%%

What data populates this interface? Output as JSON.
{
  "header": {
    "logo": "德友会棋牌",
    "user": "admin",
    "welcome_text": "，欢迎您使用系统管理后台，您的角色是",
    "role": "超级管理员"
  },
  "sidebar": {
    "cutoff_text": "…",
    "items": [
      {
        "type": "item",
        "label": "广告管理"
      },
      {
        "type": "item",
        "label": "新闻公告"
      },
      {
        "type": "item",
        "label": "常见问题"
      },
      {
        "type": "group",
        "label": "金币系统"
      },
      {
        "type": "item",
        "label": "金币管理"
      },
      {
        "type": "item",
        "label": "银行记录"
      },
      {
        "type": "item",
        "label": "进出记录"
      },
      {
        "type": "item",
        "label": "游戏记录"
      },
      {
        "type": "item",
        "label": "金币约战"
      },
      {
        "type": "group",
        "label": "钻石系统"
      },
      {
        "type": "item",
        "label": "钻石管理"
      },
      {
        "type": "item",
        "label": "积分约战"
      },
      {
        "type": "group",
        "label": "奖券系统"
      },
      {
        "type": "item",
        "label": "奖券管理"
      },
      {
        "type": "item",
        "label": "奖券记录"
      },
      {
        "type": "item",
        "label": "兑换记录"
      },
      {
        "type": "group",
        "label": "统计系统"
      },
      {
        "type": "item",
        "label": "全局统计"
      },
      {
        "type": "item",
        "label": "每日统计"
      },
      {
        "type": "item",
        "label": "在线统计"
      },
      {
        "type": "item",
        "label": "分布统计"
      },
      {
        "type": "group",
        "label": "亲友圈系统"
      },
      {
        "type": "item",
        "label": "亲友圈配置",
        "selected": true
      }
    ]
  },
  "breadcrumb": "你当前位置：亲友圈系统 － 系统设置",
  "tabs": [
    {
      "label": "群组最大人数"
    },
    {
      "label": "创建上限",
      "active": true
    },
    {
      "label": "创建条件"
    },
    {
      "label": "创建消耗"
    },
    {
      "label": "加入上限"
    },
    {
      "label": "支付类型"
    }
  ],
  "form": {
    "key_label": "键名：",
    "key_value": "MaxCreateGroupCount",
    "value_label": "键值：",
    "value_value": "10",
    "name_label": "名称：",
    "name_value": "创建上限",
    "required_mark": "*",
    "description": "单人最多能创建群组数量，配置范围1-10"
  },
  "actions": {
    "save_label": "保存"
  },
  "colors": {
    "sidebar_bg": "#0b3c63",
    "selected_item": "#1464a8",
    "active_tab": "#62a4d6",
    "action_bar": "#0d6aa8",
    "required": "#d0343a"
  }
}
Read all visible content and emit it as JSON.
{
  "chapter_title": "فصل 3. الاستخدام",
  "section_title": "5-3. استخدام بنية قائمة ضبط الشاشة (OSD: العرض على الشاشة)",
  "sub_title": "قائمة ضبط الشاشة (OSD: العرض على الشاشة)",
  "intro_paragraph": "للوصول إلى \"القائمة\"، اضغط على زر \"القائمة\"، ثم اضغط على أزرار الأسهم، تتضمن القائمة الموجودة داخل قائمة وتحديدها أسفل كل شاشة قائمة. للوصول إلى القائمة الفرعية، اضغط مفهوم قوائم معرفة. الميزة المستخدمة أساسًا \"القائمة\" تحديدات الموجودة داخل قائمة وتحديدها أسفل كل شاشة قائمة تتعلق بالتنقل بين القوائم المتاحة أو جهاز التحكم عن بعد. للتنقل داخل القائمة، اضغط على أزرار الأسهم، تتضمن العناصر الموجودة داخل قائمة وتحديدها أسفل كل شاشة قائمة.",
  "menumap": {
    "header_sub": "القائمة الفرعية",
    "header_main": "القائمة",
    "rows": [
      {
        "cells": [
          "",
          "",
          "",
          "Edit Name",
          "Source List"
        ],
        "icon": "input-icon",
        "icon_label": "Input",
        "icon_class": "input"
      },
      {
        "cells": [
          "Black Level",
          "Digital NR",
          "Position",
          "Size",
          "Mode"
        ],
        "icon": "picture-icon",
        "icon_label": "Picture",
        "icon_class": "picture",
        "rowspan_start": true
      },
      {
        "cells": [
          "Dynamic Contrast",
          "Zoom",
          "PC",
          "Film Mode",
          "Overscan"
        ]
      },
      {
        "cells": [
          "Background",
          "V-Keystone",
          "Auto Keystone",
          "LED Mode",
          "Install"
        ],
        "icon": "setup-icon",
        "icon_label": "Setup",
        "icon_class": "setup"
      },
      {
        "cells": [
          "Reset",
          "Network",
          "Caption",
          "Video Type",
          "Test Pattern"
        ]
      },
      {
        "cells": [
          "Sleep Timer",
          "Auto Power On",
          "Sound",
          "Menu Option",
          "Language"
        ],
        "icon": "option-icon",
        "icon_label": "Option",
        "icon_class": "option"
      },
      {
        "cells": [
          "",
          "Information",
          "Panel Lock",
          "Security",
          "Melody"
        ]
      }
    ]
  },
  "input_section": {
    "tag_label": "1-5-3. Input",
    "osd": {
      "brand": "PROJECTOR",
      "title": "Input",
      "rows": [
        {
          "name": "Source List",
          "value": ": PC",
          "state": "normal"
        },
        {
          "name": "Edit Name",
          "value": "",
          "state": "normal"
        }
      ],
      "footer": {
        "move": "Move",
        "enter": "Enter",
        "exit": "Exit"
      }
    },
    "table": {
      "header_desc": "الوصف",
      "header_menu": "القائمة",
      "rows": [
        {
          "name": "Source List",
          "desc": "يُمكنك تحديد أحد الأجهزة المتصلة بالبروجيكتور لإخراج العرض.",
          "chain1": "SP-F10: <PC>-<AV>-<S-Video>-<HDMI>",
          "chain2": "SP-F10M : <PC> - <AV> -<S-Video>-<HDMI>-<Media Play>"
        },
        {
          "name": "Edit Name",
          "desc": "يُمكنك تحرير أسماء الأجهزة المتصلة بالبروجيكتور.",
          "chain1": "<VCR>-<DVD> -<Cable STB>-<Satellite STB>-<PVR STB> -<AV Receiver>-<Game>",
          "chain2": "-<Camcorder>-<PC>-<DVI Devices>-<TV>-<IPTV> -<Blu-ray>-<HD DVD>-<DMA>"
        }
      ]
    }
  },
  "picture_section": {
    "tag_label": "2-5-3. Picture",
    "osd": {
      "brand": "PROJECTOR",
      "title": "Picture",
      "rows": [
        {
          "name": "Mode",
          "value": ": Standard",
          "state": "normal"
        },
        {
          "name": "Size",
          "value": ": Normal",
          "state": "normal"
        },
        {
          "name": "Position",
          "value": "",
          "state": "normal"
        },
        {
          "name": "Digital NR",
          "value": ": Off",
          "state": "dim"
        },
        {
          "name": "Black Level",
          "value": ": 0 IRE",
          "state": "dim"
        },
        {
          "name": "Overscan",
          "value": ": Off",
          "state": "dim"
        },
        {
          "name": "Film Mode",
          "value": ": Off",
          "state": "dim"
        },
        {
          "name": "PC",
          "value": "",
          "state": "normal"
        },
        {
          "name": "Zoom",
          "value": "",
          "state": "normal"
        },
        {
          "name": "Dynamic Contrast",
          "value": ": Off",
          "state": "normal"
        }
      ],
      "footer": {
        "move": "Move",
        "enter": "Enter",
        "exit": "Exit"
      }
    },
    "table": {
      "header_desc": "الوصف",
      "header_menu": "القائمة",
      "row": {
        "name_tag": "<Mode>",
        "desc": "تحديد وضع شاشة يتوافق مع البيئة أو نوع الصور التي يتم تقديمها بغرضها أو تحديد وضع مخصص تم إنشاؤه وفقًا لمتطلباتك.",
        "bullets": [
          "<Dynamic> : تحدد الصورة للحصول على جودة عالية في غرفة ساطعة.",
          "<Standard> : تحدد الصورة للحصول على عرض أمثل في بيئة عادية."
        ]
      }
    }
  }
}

%%

- WHAT IS BEING ASKED -
Give only the number of lines in the material above that include the word "مكنك".

- FULL SOLUTION -
2